> _WHAT THIS TASK INVOLVES_
Restate the records below word for word, and omit the images they hold.

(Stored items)
◇ ◇ ◇ ◇ ◇

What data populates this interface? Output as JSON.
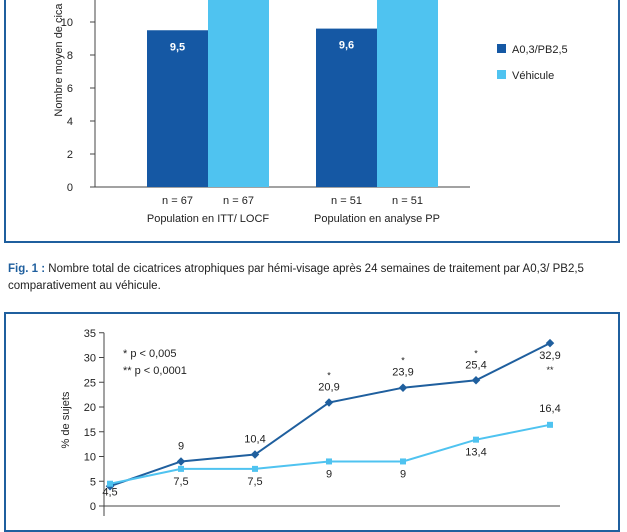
{
  "figure1": {
    "chart_data": {
      "type": "bar",
      "ylabel": "Nombre moyen de cica",
      "ylim": [
        0,
        12
      ],
      "yticks": [
        0,
        2,
        4,
        6,
        8,
        10
      ],
      "groups": [
        "Population en ITT/ LOCF",
        "Population en analyse PP"
      ],
      "series": [
        {
          "name": "A0,3/PB2,5",
          "color": "#1558a4",
          "values": [
            9.5,
            9.6
          ],
          "labels": [
            "9,5",
            "9,6"
          ],
          "n": [
            "n = 67",
            "n = 51"
          ]
        },
        {
          "name": "Véhicule",
          "color": "#4fc3f0",
          "values": [
            12,
            12
          ],
          "n": [
            "n = 67",
            "n = 51"
          ]
        }
      ]
    },
    "caption_prefix": "Fig. 1 :",
    "caption_text": "Nombre total de cicatrices atrophiques par hémi-visage après 24 semaines de traitement par A0,3/ PB2,5 comparativement au véhicule."
  },
  "figure2": {
    "chart_data": {
      "type": "line",
      "ylabel": "% de sujets",
      "ylim": [
        0,
        35
      ],
      "yticks": [
        0,
        5,
        10,
        15,
        20,
        25,
        30,
        35
      ],
      "notes": [
        "* p < 0,005",
        "** p < 0,0001"
      ],
      "series": [
        {
          "name": "dark",
          "color": "#1f5f9e",
          "values": [
            4.0,
            9.0,
            10.4,
            20.9,
            23.9,
            25.4,
            32.9
          ],
          "labels": [
            "",
            "9",
            "10,4",
            "20,9",
            "23,9",
            "25,4",
            "32,9"
          ],
          "marks": [
            "",
            "",
            "",
            "*",
            "*",
            "*",
            "**"
          ]
        },
        {
          "name": "light",
          "color": "#4fc3f0",
          "values": [
            4.5,
            7.5,
            7.5,
            9.0,
            9.0,
            13.4,
            16.4
          ],
          "labels": [
            "4,5",
            "7,5",
            "7,5",
            "9",
            "9",
            "13,4",
            "16,4"
          ]
        }
      ]
    }
  }
}
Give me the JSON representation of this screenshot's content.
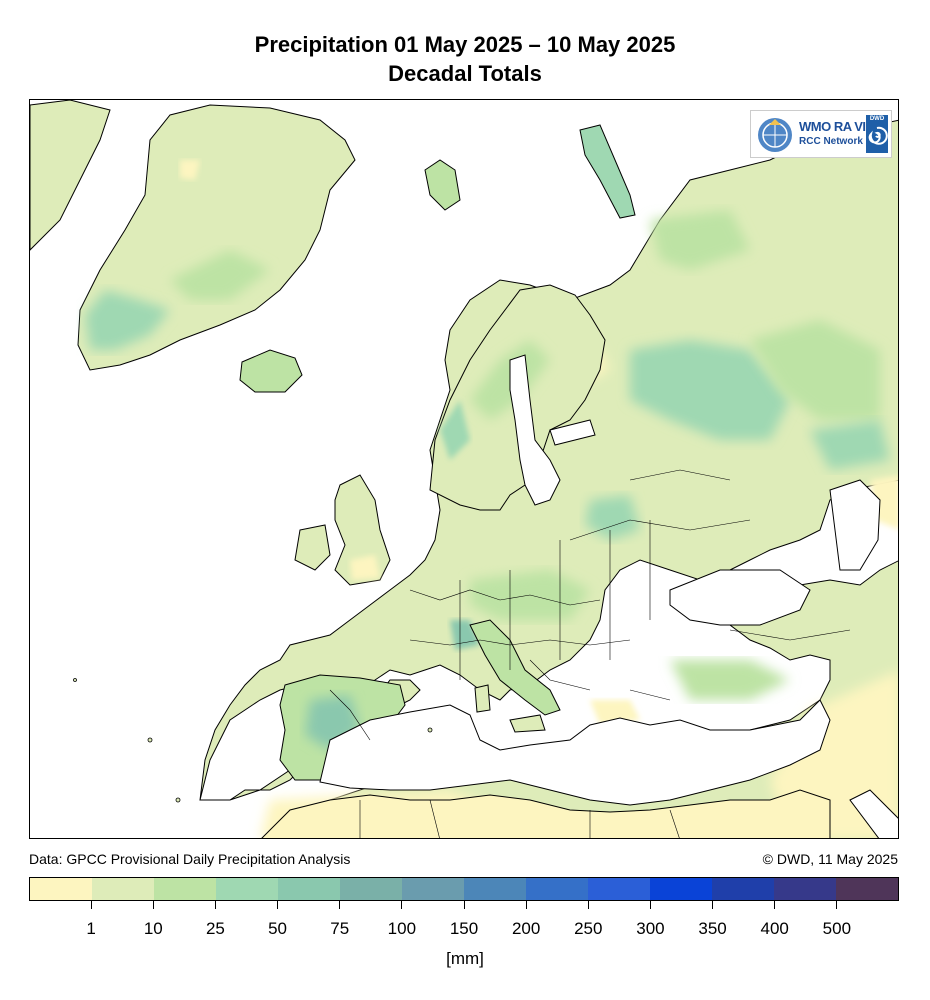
{
  "title": {
    "line1": "Precipitation 01 May 2025 – 10 May 2025",
    "line2": "Decadal Totals"
  },
  "logo": {
    "line1": "WMO RA VI",
    "line2": "RCC Network",
    "badge": "DWD"
  },
  "source": {
    "left": "Data: GPCC Provisional Daily Precipitation Analysis",
    "right": "© DWD, 11 May 2025"
  },
  "legend": {
    "unit": "[mm]",
    "colors": [
      "#fdf5c0",
      "#deecb9",
      "#bde3a4",
      "#9fd8b2",
      "#8ac8ae",
      "#7ab0a8",
      "#6a9cae",
      "#4c86b8",
      "#3570c8",
      "#2b5fd7",
      "#0a43d7",
      "#1f3faa",
      "#36398a",
      "#4f3559"
    ],
    "ticks": [
      "1",
      "10",
      "25",
      "50",
      "75",
      "100",
      "150",
      "200",
      "250",
      "300",
      "350",
      "400",
      "500"
    ]
  },
  "map_colors": {
    "ocean": "#ffffff",
    "land_dry": "#fdf5c0",
    "land_light": "#deecb9",
    "land_mid": "#bde3a4",
    "land_wet": "#9fd8b2",
    "land_wetter": "#8ac8ae",
    "coast": "#000000"
  }
}
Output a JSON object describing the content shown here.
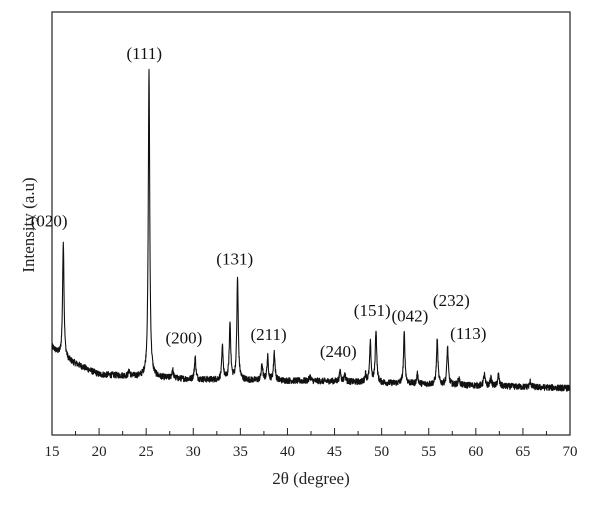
{
  "chart_data": {
    "type": "line",
    "xlabel": "2θ (degree)",
    "ylabel": "Intensity (a.u)",
    "xlim": [
      15,
      70
    ],
    "ylim": [
      0,
      1
    ],
    "x_ticks": [
      15,
      20,
      25,
      30,
      35,
      40,
      45,
      50,
      55,
      60,
      65,
      70
    ],
    "grid": false,
    "line_color": "#111111",
    "baseline": [
      [
        15,
        0.14
      ],
      [
        16,
        0.11
      ],
      [
        20,
        0.06
      ],
      [
        30,
        0.045
      ],
      [
        45,
        0.04
      ],
      [
        50,
        0.035
      ],
      [
        70,
        0.02
      ]
    ],
    "peaks": [
      {
        "x": 16.2,
        "y": 0.45,
        "label": "(020)"
      },
      {
        "x": 23.2,
        "y": 0.07
      },
      {
        "x": 25.3,
        "y": 0.95,
        "label": "(111)"
      },
      {
        "x": 27.8,
        "y": 0.075
      },
      {
        "x": 30.2,
        "y": 0.11,
        "label": "(200)"
      },
      {
        "x": 33.1,
        "y": 0.14
      },
      {
        "x": 33.9,
        "y": 0.21
      },
      {
        "x": 34.7,
        "y": 0.34,
        "label": "(131)"
      },
      {
        "x": 37.3,
        "y": 0.09
      },
      {
        "x": 37.9,
        "y": 0.11
      },
      {
        "x": 38.6,
        "y": 0.125,
        "label": "(211)"
      },
      {
        "x": 42.4,
        "y": 0.055
      },
      {
        "x": 45.6,
        "y": 0.07,
        "label": "(240)"
      },
      {
        "x": 46.1,
        "y": 0.06
      },
      {
        "x": 48.3,
        "y": 0.06
      },
      {
        "x": 48.8,
        "y": 0.15
      },
      {
        "x": 49.4,
        "y": 0.19,
        "label": "(151)"
      },
      {
        "x": 52.4,
        "y": 0.18,
        "label": "(042)"
      },
      {
        "x": 53.8,
        "y": 0.06
      },
      {
        "x": 55.9,
        "y": 0.16,
        "label": "(232)"
      },
      {
        "x": 57.0,
        "y": 0.14,
        "label": "(113)"
      },
      {
        "x": 58.2,
        "y": 0.05
      },
      {
        "x": 60.9,
        "y": 0.06
      },
      {
        "x": 61.6,
        "y": 0.05
      },
      {
        "x": 62.4,
        "y": 0.06
      },
      {
        "x": 65.8,
        "y": 0.04
      }
    ]
  }
}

◇ ◇ ◇ ◇ ◇

> _WRITTEN ANSWER_
What data populates this interface? Output as JSON.
{
  "figure1": {
    "chart_data": {
      "type": "bar",
      "ylabel": "Nombre moyen de cica",
      "ylim": [
        0,
        12
      ],
      "yticks": [
        0,
        2,
        4,
        6,
        8,
        10
      ],
      "groups": [
        "Population en ITT/ LOCF",
        "Population en analyse PP"
      ],
      "series": [
        {
          "name": "A0,3/PB2,5",
          "color": "#1558a4",
          "values": [
            9.5,
            9.6
          ],
          "labels": [
            "9,5",
            "9,6"
          ],
          "n": [
            "n = 67",
            "n = 51"
          ]
        },
        {
          "name": "Véhicule",
          "color": "#4fc3f0",
          "values": [
            12,
            12
          ],
          "n": [
            "n = 67",
            "n = 51"
          ]
        }
      ]
    },
    "caption_prefix": "Fig. 1 :",
    "caption_text": "Nombre total de cicatrices atrophiques par hémi-visage après 24 semaines de traitement par A0,3/ PB2,5 comparativement au véhicule."
  },
  "figure2": {
    "chart_data": {
      "type": "line",
      "ylabel": "% de sujets",
      "ylim": [
        0,
        35
      ],
      "yticks": [
        0,
        5,
        10,
        15,
        20,
        25,
        30,
        35
      ],
      "notes": [
        "* p < 0,005",
        "** p < 0,0001"
      ],
      "series": [
        {
          "name": "dark",
          "color": "#1f5f9e",
          "values": [
            4.0,
            9.0,
            10.4,
            20.9,
            23.9,
            25.4,
            32.9
          ],
          "labels": [
            "",
            "9",
            "10,4",
            "20,9",
            "23,9",
            "25,4",
            "32,9"
          ],
          "marks": [
            "",
            "",
            "",
            "*",
            "*",
            "*",
            "**"
          ]
        },
        {
          "name": "light",
          "color": "#4fc3f0",
          "values": [
            4.5,
            7.5,
            7.5,
            9.0,
            9.0,
            13.4,
            16.4
          ],
          "labels": [
            "4,5",
            "7,5",
            "7,5",
            "9",
            "9",
            "13,4",
            "16,4"
          ]
        }
      ]
    }
  }
}
Give me the JSON representation of this screenshot's content.
{
  "title": {
    "line1": "Precipitation 01 May 2025 – 10 May 2025",
    "line2": "Decadal Totals"
  },
  "logo": {
    "line1": "WMO RA VI",
    "line2": "RCC Network",
    "badge": "DWD"
  },
  "source": {
    "left": "Data: GPCC Provisional Daily Precipitation Analysis",
    "right": "© DWD, 11 May 2025"
  },
  "legend": {
    "unit": "[mm]",
    "colors": [
      "#fdf5c0",
      "#deecb9",
      "#bde3a4",
      "#9fd8b2",
      "#8ac8ae",
      "#7ab0a8",
      "#6a9cae",
      "#4c86b8",
      "#3570c8",
      "#2b5fd7",
      "#0a43d7",
      "#1f3faa",
      "#36398a",
      "#4f3559"
    ],
    "ticks": [
      "1",
      "10",
      "25",
      "50",
      "75",
      "100",
      "150",
      "200",
      "250",
      "300",
      "350",
      "400",
      "500"
    ]
  },
  "map_colors": {
    "ocean": "#ffffff",
    "land_dry": "#fdf5c0",
    "land_light": "#deecb9",
    "land_mid": "#bde3a4",
    "land_wet": "#9fd8b2",
    "land_wetter": "#8ac8ae",
    "coast": "#000000"
  }
}
Output a JSON object describing the content shown here.
{
  "chart_data": {
    "type": "line",
    "xlabel": "2θ (degree)",
    "ylabel": "Intensity (a.u)",
    "xlim": [
      15,
      70
    ],
    "ylim": [
      0,
      1
    ],
    "x_ticks": [
      15,
      20,
      25,
      30,
      35,
      40,
      45,
      50,
      55,
      60,
      65,
      70
    ],
    "grid": false,
    "line_color": "#111111",
    "baseline": [
      [
        15,
        0.14
      ],
      [
        16,
        0.11
      ],
      [
        20,
        0.06
      ],
      [
        30,
        0.045
      ],
      [
        45,
        0.04
      ],
      [
        50,
        0.035
      ],
      [
        70,
        0.02
      ]
    ],
    "peaks": [
      {
        "x": 16.2,
        "y": 0.45,
        "label": "(020)"
      },
      {
        "x": 23.2,
        "y": 0.07
      },
      {
        "x": 25.3,
        "y": 0.95,
        "label": "(111)"
      },
      {
        "x": 27.8,
        "y": 0.075
      },
      {
        "x": 30.2,
        "y": 0.11,
        "label": "(200)"
      },
      {
        "x": 33.1,
        "y": 0.14
      },
      {
        "x": 33.9,
        "y": 0.21
      },
      {
        "x": 34.7,
        "y": 0.34,
        "label": "(131)"
      },
      {
        "x": 37.3,
        "y": 0.09
      },
      {
        "x": 37.9,
        "y": 0.11
      },
      {
        "x": 38.6,
        "y": 0.125,
        "label": "(211)"
      },
      {
        "x": 42.4,
        "y": 0.055
      },
      {
        "x": 45.6,
        "y": 0.07,
        "label": "(240)"
      },
      {
        "x": 46.1,
        "y": 0.06
      },
      {
        "x": 48.3,
        "y": 0.06
      },
      {
        "x": 48.8,
        "y": 0.15
      },
      {
        "x": 49.4,
        "y": 0.19,
        "label": "(151)"
      },
      {
        "x": 52.4,
        "y": 0.18,
        "label": "(042)"
      },
      {
        "x": 53.8,
        "y": 0.06
      },
      {
        "x": 55.9,
        "y": 0.16,
        "label": "(232)"
      },
      {
        "x": 57.0,
        "y": 0.14,
        "label": "(113)"
      },
      {
        "x": 58.2,
        "y": 0.05
      },
      {
        "x": 60.9,
        "y": 0.06
      },
      {
        "x": 61.6,
        "y": 0.05
      },
      {
        "x": 62.4,
        "y": 0.06
      },
      {
        "x": 65.8,
        "y": 0.04
      }
    ]
  }
}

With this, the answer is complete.